━━━━━ RECORDS SHOWN

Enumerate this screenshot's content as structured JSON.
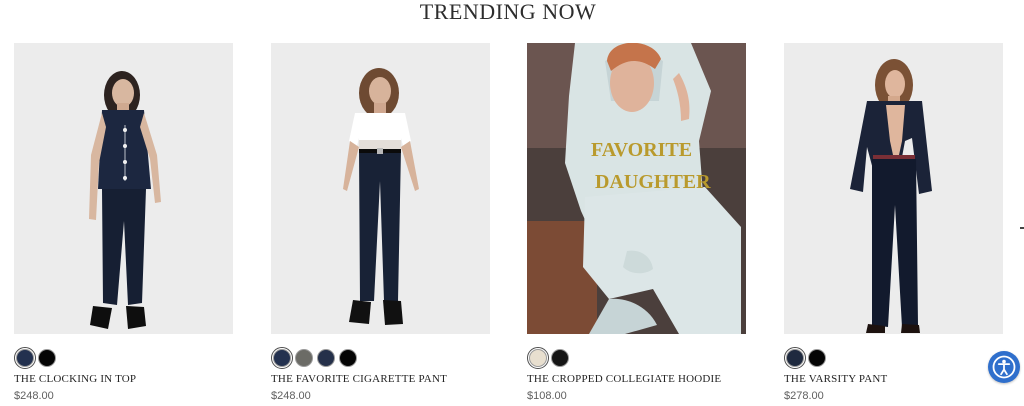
{
  "section": {
    "title": "TRENDING NOW"
  },
  "products": [
    {
      "name": "THE CLOCKING IN TOP",
      "price": "$248.00",
      "image_icon": "sleeveless-pinstripe-top-photo",
      "swatches": [
        {
          "color": "#23314f",
          "selected": true
        },
        {
          "color": "#050505",
          "selected": false
        }
      ]
    },
    {
      "name": "THE FAVORITE CIGARETTE PANT",
      "price": "$248.00",
      "image_icon": "cigarette-pant-photo",
      "swatches": [
        {
          "color": "#23314f",
          "selected": true
        },
        {
          "color": "#6b6b66",
          "selected": false
        },
        {
          "color": "#25304a",
          "selected": false
        },
        {
          "color": "#050505",
          "selected": false
        }
      ]
    },
    {
      "name": "THE CROPPED COLLEGIATE HOODIE",
      "price": "$108.00",
      "image_icon": "cropped-hoodie-photo",
      "swatches": [
        {
          "color": "#e8dfcf",
          "selected": true
        },
        {
          "color": "#161616",
          "selected": false
        }
      ]
    },
    {
      "name": "THE VARSITY PANT",
      "price": "$278.00",
      "image_icon": "varsity-pant-photo",
      "swatches": [
        {
          "color": "#1f2a3f",
          "selected": true
        },
        {
          "color": "#050505",
          "selected": false
        }
      ]
    }
  ],
  "hoodie_print": {
    "line1": "FAVORITE",
    "line2": "DAUGHTER"
  },
  "accessibility": {
    "icon": "accessibility-icon",
    "color": "#2f6fcc"
  }
}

━━━━━━━━━━

[DO THIS] Your copy should match the entries exactly, minus the pictures.

[EXERCISE RESPONSE]
Enumerate this screenshot's content as structured JSON.
{
  "section": {
    "title": "TRENDING NOW"
  },
  "products": [
    {
      "name": "THE CLOCKING IN TOP",
      "price": "$248.00",
      "image_icon": "sleeveless-pinstripe-top-photo",
      "swatches": [
        {
          "color": "#23314f",
          "selected": true
        },
        {
          "color": "#050505",
          "selected": false
        }
      ]
    },
    {
      "name": "THE FAVORITE CIGARETTE PANT",
      "price": "$248.00",
      "image_icon": "cigarette-pant-photo",
      "swatches": [
        {
          "color": "#23314f",
          "selected": true
        },
        {
          "color": "#6b6b66",
          "selected": false
        },
        {
          "color": "#25304a",
          "selected": false
        },
        {
          "color": "#050505",
          "selected": false
        }
      ]
    },
    {
      "name": "THE CROPPED COLLEGIATE HOODIE",
      "price": "$108.00",
      "image_icon": "cropped-hoodie-photo",
      "swatches": [
        {
          "color": "#e8dfcf",
          "selected": true
        },
        {
          "color": "#161616",
          "selected": false
        }
      ]
    },
    {
      "name": "THE VARSITY PANT",
      "price": "$278.00",
      "image_icon": "varsity-pant-photo",
      "swatches": [
        {
          "color": "#1f2a3f",
          "selected": true
        },
        {
          "color": "#050505",
          "selected": false
        }
      ]
    }
  ],
  "hoodie_print": {
    "line1": "FAVORITE",
    "line2": "DAUGHTER"
  },
  "accessibility": {
    "icon": "accessibility-icon",
    "color": "#2f6fcc"
  }
}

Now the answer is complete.